(A block of data)
□ □ □ □
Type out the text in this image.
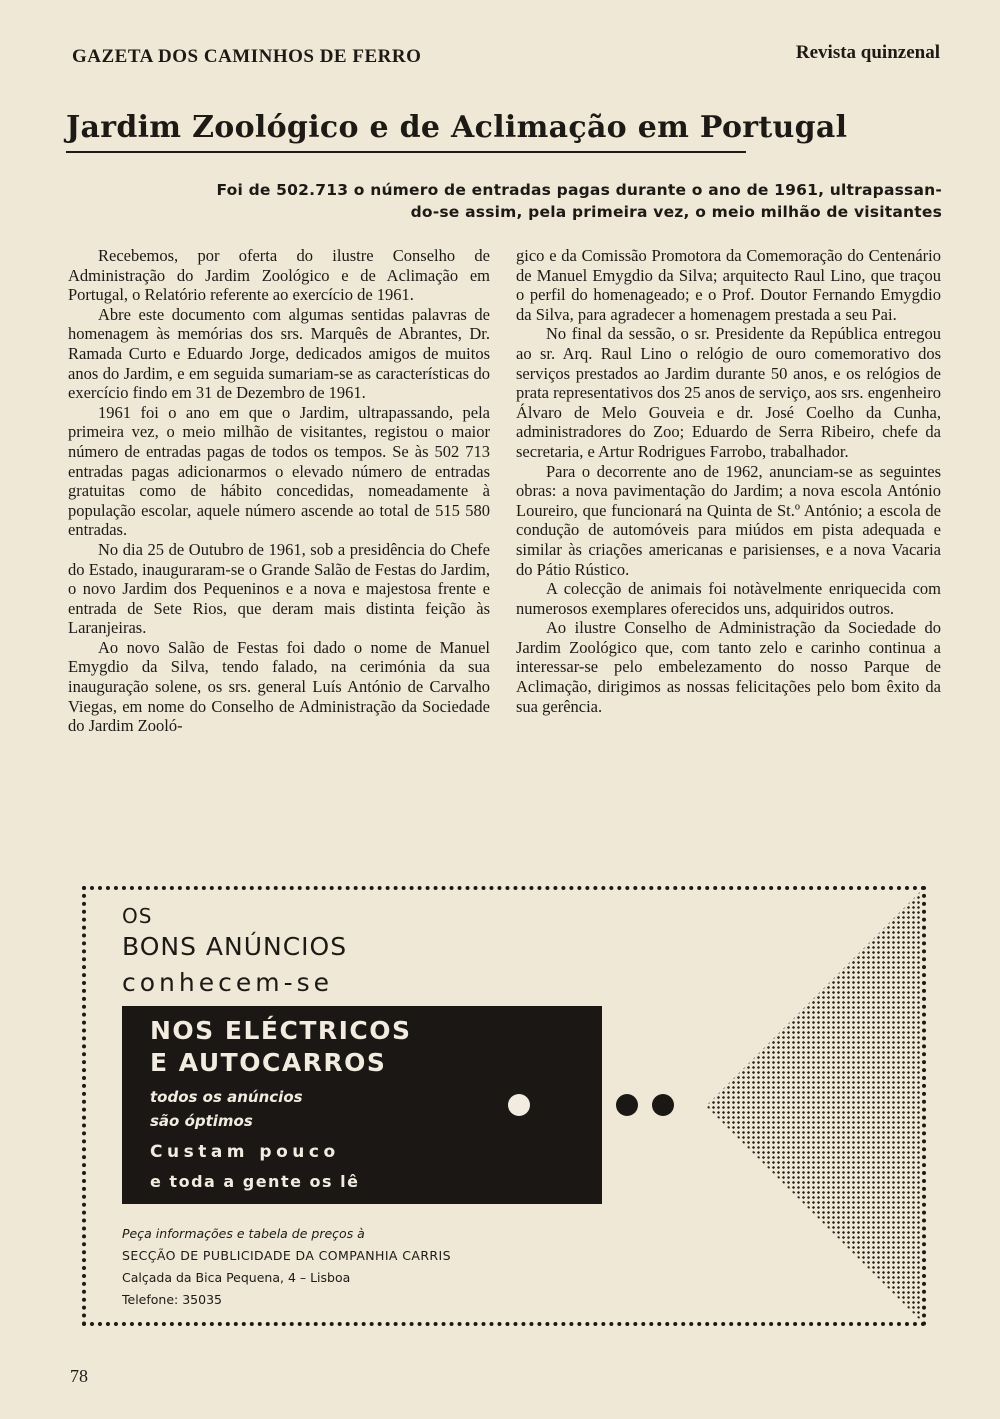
GAZETA DOS CAMINHOS DE FERRO	Revista quinzenal
Jardim Zoológico e de Aclimação em Portugal
Foi de 502.713 o número de entradas pagas durante o ano de 1961, ultrapassan-
do-se assim, pela primeira vez, o meio milhão de visitantes

Recebemos, por oferta do ilustre Conselho de Administração do Jardim Zoológico e de Aclimação em Portugal, o Relatório referente ao exercício de 1961.

Abre este documento com algumas sentidas palavras de homenagem às memórias dos srs. Marquês de Abrantes, Dr. Ramada Curto e Eduardo Jorge, dedicados amigos de muitos anos do Jardim, e em seguida sumariam-se as características do exercício findo em 31 de Dezembro de 1961.

1961 foi o ano em que o Jardim, ultrapassando, pela primeira vez, o meio milhão de visitantes, registou o maior número de entradas pagas de todos os tempos. Se às 502 713 entradas pagas adicionarmos o elevado número de entradas gratuitas como de hábito concedidas, nomeadamente à população escolar, aquele número ascende ao total de 515 580 entradas.

No dia 25 de Outubro de 1961, sob a presidência do Chefe do Estado, inauguraram-se o Grande Salão de Festas do Jardim, o novo Jardim dos Pequeninos e a nova e majestosa frente e entrada de Sete Rios, que deram mais distinta feição às Laranjeiras.

Ao novo Salão de Festas foi dado o nome de Manuel Emygdio da Silva, tendo falado, na cerimónia da sua inauguração solene, os srs. general Luís António de Carvalho Viegas, em nome do Conselho de Administração da Sociedade do Jardim Zooló-

gico e da Comissão Promotora da Comemoração do Centenário de Manuel Emygdio da Silva; arquitecto Raul Lino, que traçou o perfil do homenageado; e o Prof. Doutor Fernando Emygdio da Silva, para agradecer a homenagem prestada a seu Pai.

No final da sessão, o sr. Presidente da República entregou ao sr. Arq. Raul Lino o relógio de ouro comemorativo dos serviços prestados ao Jardim durante 50 anos, e os relógios de prata representativos dos 25 anos de serviço, aos srs. engenheiro Álvaro de Melo Gouveia e dr. José Coelho da Cunha, administradores do Zoo; Eduardo de Serra Ribeiro, chefe da secretaria, e Artur Rodrigues Farrobo, trabalhador.

Para o decorrente ano de 1962, anunciam-se as seguintes obras: a nova pavimentação do Jardim; a nova escola António Loureiro, que funcionará na Quinta de St.º António; a escola de condução de automóveis para miúdos em pista adequada e similar às criações americanas e parisienses, e a nova Vacaria do Pátio Rústico.

A colecção de animais foi notàvelmente enriquecida com numerosos exemplares oferecidos uns, adquiridos outros.

Ao ilustre Conselho de Administração da Sociedade do Jardim Zoológico que, com tanto zelo e carinho continua a interessar-se pelo embelezamento do nosso Parque de Aclimação, dirigimos as nossas felicitações pelo bom êxito da sua gerência.

OS
BONS ANÚNCIOS
conhecem-se
NOS ELÉCTRICOS
E AUTOCARROS
todos os anúncios
são óptimos
Custam pouco
e toda a gente os lê
Peça informações e tabela de preços à
SECÇÃO DE PUBLICIDADE DA COMPANHIA CARRIS
Calçada da Bica Pequena, 4 – Lisboa
Telefone: 35035
78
□ □ □ □
• Task statement
For each line above that contains the word "Silva", copy that line.

• The answer
Ao novo Salão de Festas foi dado o nome de Manuel Emygdio da Silva, tendo falado, na cerimónia da sua inauguração solene, os srs. general Luís António de Carvalho Viegas, em nome do Conselho de Administração da Sociedade do Jardim Zooló-
gico e da Comissão Promotora da Comemoração do Centenário de Manuel Emygdio da Silva; arquitecto Raul Lino, que traçou o perfil do homenageado; e o Prof. Doutor Fernando Emygdio da Silva, para agradecer a homenagem prestada a seu Pai.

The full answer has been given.